Stated problem
Produce an exact transcription of the listing below, omitting the pictures.

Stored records
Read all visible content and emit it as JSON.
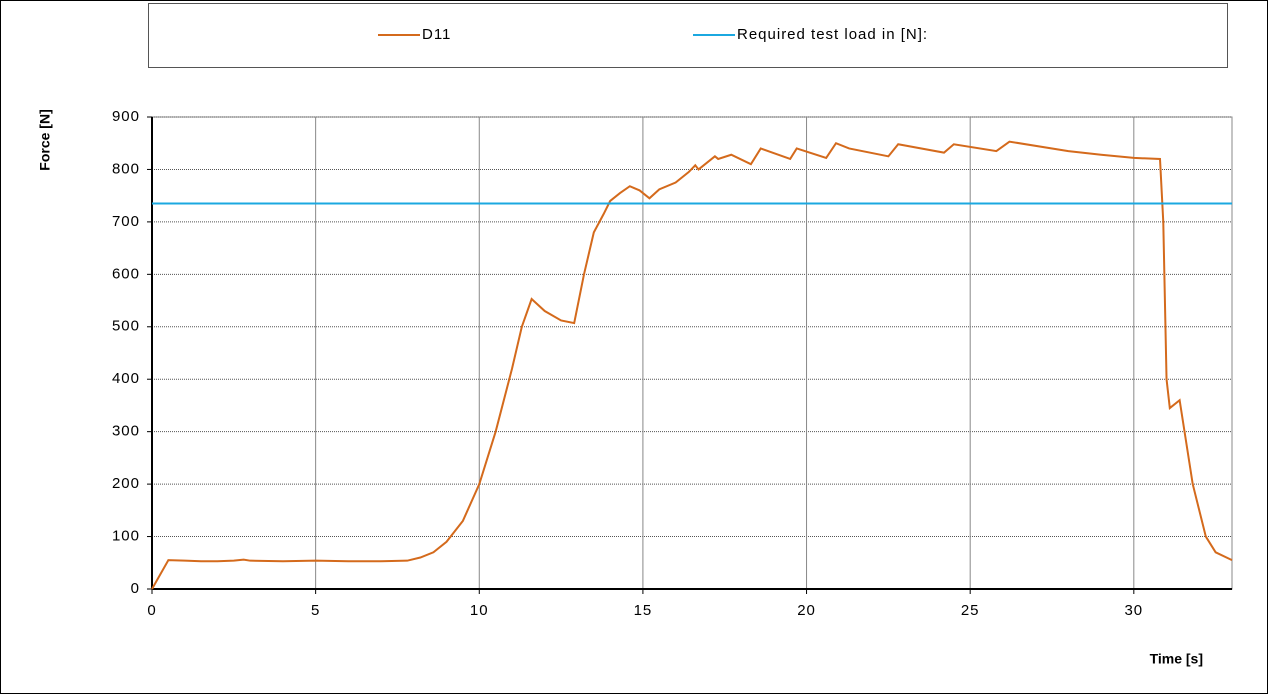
{
  "chart_data": {
    "type": "line",
    "xlabel": "Time [s]",
    "ylabel": "Force [N]",
    "x": [
      0,
      0.5,
      1,
      1.5,
      2,
      2.5,
      2.8,
      3,
      4,
      5,
      6,
      7,
      7.8,
      8.2,
      8.6,
      9,
      9.5,
      10,
      10.5,
      11,
      11.3,
      11.6,
      12,
      12.5,
      12.9,
      13.2,
      13.5,
      13.8,
      14,
      14.3,
      14.6,
      14.9,
      15.2,
      15.5,
      16,
      16.4,
      16.6,
      16.7,
      17,
      17.2,
      17.3,
      17.7,
      18.3,
      18.6,
      19.5,
      19.7,
      20.6,
      20.9,
      21.3,
      22.5,
      22.8,
      24.2,
      24.5,
      25.8,
      26.2,
      28,
      29,
      30,
      30.8,
      30.9,
      31,
      31.1,
      31.4,
      31.8,
      32.2,
      32.5,
      33
    ],
    "series": [
      {
        "name": "D11",
        "color": "#d46a1c",
        "values": [
          0,
          55,
          54,
          53,
          53,
          54,
          56,
          54,
          53,
          54,
          53,
          53,
          54,
          60,
          70,
          90,
          130,
          200,
          300,
          420,
          500,
          553,
          530,
          512,
          507,
          600,
          680,
          715,
          740,
          755,
          768,
          760,
          745,
          762,
          775,
          795,
          808,
          800,
          815,
          825,
          820,
          828,
          810,
          840,
          820,
          840,
          822,
          850,
          840,
          825,
          848,
          832,
          848,
          835,
          853,
          835,
          828,
          822,
          820,
          700,
          400,
          345,
          360,
          200,
          100,
          70,
          55
        ]
      },
      {
        "name": "Required test load in [N]:",
        "color": "#1ba8e0",
        "values": [
          735,
          735,
          735,
          735,
          735,
          735,
          735,
          735,
          735,
          735,
          735,
          735,
          735,
          735,
          735,
          735,
          735,
          735,
          735,
          735,
          735,
          735,
          735,
          735,
          735,
          735,
          735,
          735,
          735,
          735,
          735,
          735,
          735,
          735,
          735,
          735,
          735,
          735,
          735,
          735,
          735,
          735,
          735,
          735,
          735,
          735,
          735,
          735,
          735,
          735,
          735,
          735,
          735,
          735,
          735,
          735,
          735,
          735,
          735,
          735,
          735,
          735,
          735,
          735,
          735,
          735,
          735
        ]
      }
    ],
    "xlim": [
      0,
      33
    ],
    "xticks": [
      0,
      5,
      10,
      15,
      20,
      25,
      30
    ],
    "ylim": [
      0,
      900
    ],
    "yticks": [
      0,
      100,
      200,
      300,
      400,
      500,
      600,
      700,
      800,
      900
    ],
    "grid": true,
    "legend": "top"
  }
}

Exercise response
Read all visible content and emit it as JSON.
{
  "chart_data": {
    "type": "line",
    "xlabel": "Time [s]",
    "ylabel": "Force [N]",
    "x": [
      0,
      0.5,
      1,
      1.5,
      2,
      2.5,
      2.8,
      3,
      4,
      5,
      6,
      7,
      7.8,
      8.2,
      8.6,
      9,
      9.5,
      10,
      10.5,
      11,
      11.3,
      11.6,
      12,
      12.5,
      12.9,
      13.2,
      13.5,
      13.8,
      14,
      14.3,
      14.6,
      14.9,
      15.2,
      15.5,
      16,
      16.4,
      16.6,
      16.7,
      17,
      17.2,
      17.3,
      17.7,
      18.3,
      18.6,
      19.5,
      19.7,
      20.6,
      20.9,
      21.3,
      22.5,
      22.8,
      24.2,
      24.5,
      25.8,
      26.2,
      28,
      29,
      30,
      30.8,
      30.9,
      31,
      31.1,
      31.4,
      31.8,
      32.2,
      32.5,
      33
    ],
    "series": [
      {
        "name": "D11",
        "color": "#d46a1c",
        "values": [
          0,
          55,
          54,
          53,
          53,
          54,
          56,
          54,
          53,
          54,
          53,
          53,
          54,
          60,
          70,
          90,
          130,
          200,
          300,
          420,
          500,
          553,
          530,
          512,
          507,
          600,
          680,
          715,
          740,
          755,
          768,
          760,
          745,
          762,
          775,
          795,
          808,
          800,
          815,
          825,
          820,
          828,
          810,
          840,
          820,
          840,
          822,
          850,
          840,
          825,
          848,
          832,
          848,
          835,
          853,
          835,
          828,
          822,
          820,
          700,
          400,
          345,
          360,
          200,
          100,
          70,
          55
        ]
      },
      {
        "name": "Required test load in [N]:",
        "color": "#1ba8e0",
        "values": [
          735,
          735,
          735,
          735,
          735,
          735,
          735,
          735,
          735,
          735,
          735,
          735,
          735,
          735,
          735,
          735,
          735,
          735,
          735,
          735,
          735,
          735,
          735,
          735,
          735,
          735,
          735,
          735,
          735,
          735,
          735,
          735,
          735,
          735,
          735,
          735,
          735,
          735,
          735,
          735,
          735,
          735,
          735,
          735,
          735,
          735,
          735,
          735,
          735,
          735,
          735,
          735,
          735,
          735,
          735,
          735,
          735,
          735,
          735,
          735,
          735,
          735,
          735,
          735,
          735,
          735,
          735
        ]
      }
    ],
    "xlim": [
      0,
      33
    ],
    "xticks": [
      0,
      5,
      10,
      15,
      20,
      25,
      30
    ],
    "ylim": [
      0,
      900
    ],
    "yticks": [
      0,
      100,
      200,
      300,
      400,
      500,
      600,
      700,
      800,
      900
    ],
    "grid": true,
    "legend": "top"
  }
}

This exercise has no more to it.